_EXERCISE INSTRUCTIONS_. Reproduce the svdvals thread between "If you make" and "much more optimized.", inclusive, substituting "Hermitian eigenvalue decomposition" for each "symmetric eigenvalue decomposition".

_SELECTED PASSAGE_.
--
Svdvals is inefficient for tall matrices

For a tall matrix X, calling svdvals(X) directly is noticeably slower than calling it on svdvals(X'X) despite the overhead of the extra matrix-matrix multiply:

using BenchmarkTools: @btime
using LinearAlgebra: svdvals
X = rand(ComplexF32, 1000,100)
f1(x) = svdvals(x) # tall
f2(x) = sqrt.(svdvals(x'x)) # small and square
@assert f2(X) ≈ f1(X) # yes, they match
@btime  f1($X)
@btime  f2($X)
versioninfo()

If this is consistent for tall matrices in general, should we build this behavior into svdvals directly? Or is the “squaring the condition number” concern the reason for keeping it as is?

Output:

  5.257 ms (9 allocations: 842.94 KiB)
  3.316 ms (12 allocations: 218.50 KiB)
Julia Version 1.5.3
Commit 788b2c77c1 (2020-11-09 13:37 UTC)
Platform Info:
  OS: Linux (x86_64-pc-linux-gnu)
  CPU: Intel(R) Xeon(R) CPU E5-2698 v4 @ 2.20GHz
  WORD_SIZE: 64
  LIBM: libopenlibm
  LLVM: libLLVM-9.0.1 (ORCJIT, broadwell)
Environment:
  JULIA_NUM_THREADS = 80

Perhaps this question is somewhat related to

2 Likes

What you found is a well known trick to speed up the calculation of the SVD for substantially wide or tall matrices as described here. We also made use of this in this topic:

Maybe it is worth it to implement a fastsvd function into LinearAlgebra as well.

1 Like

If you make X'*X you want to compute a symmetric eigenvalue decomposition (eig(X'*X)) instead of an SVD of X'*X, that should be even faster because it knows that in that case there is only one instead of two unitary matrices involved. In principle this approach is less accurate.

A better approach is to to first do a thin QR decomposition of X and then doing an SVD of the square and small matrix R, such that you have
X = QR = (Q U) S V'

e.g., if you only want the singular values: f3(x) = svdvals(qr(X).R).

This is faster than directly svdvals(X) (which I find strange, I would think Lapack should be smart enough to do this itself), but slower than the appraoch based on X'*X. The QR decomposition is not that more costly as matrix multiplication X'*X, but I assume that the latter is just much more optimized.

4 Likes
--
_SUPPLIED ENTRIES_.
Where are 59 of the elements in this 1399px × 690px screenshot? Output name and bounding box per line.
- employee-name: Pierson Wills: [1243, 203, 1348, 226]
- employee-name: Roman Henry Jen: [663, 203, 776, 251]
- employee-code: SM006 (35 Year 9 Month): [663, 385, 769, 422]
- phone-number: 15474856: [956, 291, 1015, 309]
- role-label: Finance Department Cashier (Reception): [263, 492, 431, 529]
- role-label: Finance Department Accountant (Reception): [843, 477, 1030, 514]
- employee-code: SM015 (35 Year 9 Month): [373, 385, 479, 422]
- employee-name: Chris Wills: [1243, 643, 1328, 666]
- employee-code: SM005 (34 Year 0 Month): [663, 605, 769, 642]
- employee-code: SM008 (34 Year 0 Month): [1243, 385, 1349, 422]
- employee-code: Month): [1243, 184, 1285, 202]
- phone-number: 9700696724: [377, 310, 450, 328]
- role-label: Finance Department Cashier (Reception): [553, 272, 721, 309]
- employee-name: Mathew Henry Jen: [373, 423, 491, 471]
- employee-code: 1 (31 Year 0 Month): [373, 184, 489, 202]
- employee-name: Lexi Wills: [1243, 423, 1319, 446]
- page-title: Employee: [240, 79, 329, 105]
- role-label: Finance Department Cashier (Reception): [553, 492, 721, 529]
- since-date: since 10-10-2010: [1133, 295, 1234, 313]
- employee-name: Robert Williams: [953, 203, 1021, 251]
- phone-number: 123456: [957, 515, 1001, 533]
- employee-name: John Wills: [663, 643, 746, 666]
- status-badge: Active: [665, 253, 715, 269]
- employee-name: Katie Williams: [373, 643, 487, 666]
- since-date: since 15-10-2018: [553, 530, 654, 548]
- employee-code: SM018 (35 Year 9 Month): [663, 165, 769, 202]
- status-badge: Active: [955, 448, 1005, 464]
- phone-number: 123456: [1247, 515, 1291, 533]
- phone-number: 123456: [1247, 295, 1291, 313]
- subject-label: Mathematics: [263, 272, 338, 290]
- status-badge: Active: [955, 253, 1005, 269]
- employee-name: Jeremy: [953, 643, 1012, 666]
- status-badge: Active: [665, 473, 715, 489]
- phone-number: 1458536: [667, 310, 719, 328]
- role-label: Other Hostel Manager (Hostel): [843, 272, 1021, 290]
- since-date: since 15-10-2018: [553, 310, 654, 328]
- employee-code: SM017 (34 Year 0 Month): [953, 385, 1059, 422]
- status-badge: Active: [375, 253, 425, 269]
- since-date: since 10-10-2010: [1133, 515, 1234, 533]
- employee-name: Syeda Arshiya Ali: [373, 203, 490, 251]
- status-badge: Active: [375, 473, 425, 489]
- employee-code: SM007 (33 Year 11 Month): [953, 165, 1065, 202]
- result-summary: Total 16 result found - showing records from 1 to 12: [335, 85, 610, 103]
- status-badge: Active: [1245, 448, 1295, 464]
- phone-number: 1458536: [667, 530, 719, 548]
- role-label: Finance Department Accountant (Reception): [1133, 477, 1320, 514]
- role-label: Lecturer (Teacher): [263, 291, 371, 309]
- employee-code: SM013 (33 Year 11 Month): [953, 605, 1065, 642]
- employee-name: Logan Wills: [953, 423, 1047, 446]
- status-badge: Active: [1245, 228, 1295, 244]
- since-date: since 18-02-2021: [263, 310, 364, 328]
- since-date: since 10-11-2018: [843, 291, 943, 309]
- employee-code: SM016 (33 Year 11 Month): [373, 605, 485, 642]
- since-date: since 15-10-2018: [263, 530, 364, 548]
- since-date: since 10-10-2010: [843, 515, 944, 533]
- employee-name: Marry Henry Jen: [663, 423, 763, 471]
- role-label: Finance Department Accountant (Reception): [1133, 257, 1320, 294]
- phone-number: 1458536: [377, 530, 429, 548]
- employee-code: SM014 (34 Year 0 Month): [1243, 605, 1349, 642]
--
_ANSWER TO THE PROBLEM_.
If you make X'*X you want to compute a Hermitian eigenvalue decomposition (eig(X'*X)) instead of an SVD of X'*X, that should be even faster because it knows that in that case there is only one instead of two unitary matrices involved. In principle this approach is less accurate.

A better approach is to to first do a thin QR decomposition of X and then doing an SVD of the square and small matrix R, such that you have
X = QR = (Q U) S V'

e.g., if you only want the singular values: f3(x) = svdvals(qr(X).R).

This is faster than directly svdvals(X) (which I find strange, I would think Lapack should be smart enough to do this itself), but slower than the appraoch based on X'*X. The QR decomposition is not that more costly as matrix multiplication X'*X, but I assume that the latter is just much more optimized.